> TASK REQUIREMENTS: Pull out every line of the material below that contains the string "clip" and copy each one in full.

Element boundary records
-- -- --
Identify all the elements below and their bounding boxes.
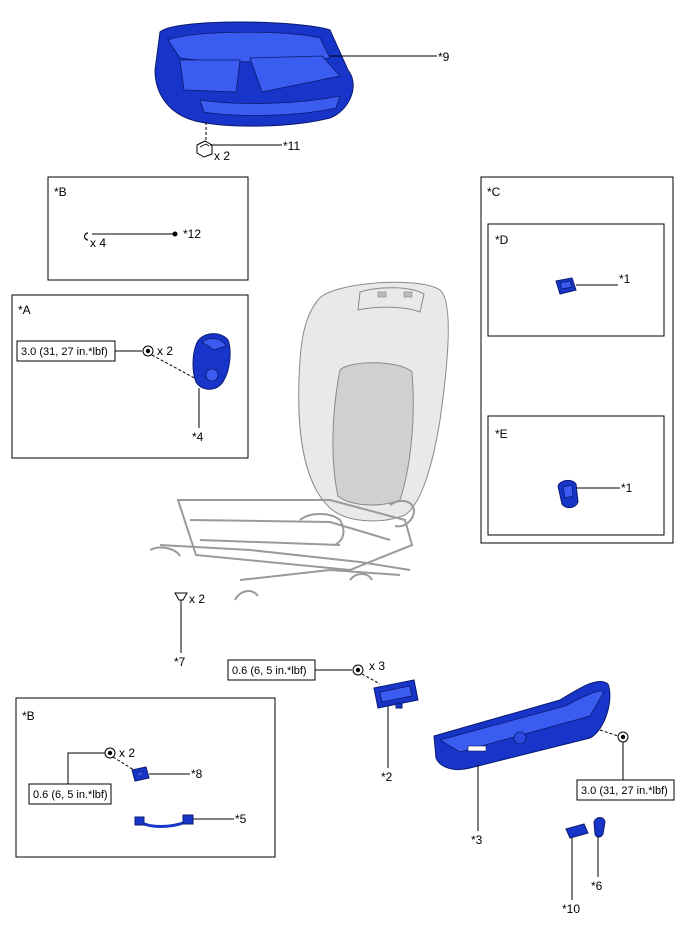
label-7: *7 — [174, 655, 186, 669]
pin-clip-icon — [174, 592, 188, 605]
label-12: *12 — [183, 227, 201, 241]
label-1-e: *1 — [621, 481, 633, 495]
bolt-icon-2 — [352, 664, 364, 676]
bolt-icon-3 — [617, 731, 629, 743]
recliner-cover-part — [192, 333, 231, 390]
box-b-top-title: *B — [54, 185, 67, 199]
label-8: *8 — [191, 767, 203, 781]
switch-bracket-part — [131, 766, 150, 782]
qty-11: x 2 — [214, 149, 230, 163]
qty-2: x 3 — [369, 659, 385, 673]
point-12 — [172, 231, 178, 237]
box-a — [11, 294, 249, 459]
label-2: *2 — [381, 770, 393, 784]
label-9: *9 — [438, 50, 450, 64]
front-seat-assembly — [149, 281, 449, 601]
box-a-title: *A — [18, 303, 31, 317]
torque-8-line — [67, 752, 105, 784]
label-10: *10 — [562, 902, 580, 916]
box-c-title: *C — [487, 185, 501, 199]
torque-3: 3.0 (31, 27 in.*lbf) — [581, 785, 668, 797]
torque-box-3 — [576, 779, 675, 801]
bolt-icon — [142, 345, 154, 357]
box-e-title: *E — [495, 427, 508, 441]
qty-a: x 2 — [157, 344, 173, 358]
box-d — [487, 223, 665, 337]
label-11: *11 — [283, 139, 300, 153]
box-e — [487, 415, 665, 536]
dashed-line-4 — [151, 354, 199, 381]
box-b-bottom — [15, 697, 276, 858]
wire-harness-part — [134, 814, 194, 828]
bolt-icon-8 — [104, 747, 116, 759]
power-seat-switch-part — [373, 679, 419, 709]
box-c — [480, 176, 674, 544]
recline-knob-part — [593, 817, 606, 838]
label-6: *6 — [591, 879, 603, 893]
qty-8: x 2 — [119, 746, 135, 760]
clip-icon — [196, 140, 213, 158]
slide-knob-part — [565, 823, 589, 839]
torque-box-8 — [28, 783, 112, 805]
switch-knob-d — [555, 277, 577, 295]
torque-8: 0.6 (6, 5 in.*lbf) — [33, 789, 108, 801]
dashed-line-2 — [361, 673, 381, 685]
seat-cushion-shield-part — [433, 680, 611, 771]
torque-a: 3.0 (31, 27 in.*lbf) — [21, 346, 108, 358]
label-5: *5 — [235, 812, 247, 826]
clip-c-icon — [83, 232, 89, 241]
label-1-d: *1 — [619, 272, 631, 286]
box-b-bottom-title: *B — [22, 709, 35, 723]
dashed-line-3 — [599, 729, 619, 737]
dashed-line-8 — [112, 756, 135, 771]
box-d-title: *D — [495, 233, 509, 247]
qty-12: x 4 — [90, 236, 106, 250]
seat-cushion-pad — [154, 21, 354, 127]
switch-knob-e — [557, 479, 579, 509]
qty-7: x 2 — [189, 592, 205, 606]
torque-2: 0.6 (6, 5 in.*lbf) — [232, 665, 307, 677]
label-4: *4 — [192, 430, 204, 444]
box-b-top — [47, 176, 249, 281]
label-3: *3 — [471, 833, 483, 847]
-- -- --
> PROBLEM SOLUTION:
pin-clip-icon — [174, 592, 188, 605]
clip-icon — [196, 140, 213, 158]
clip-c-icon — [83, 232, 89, 241]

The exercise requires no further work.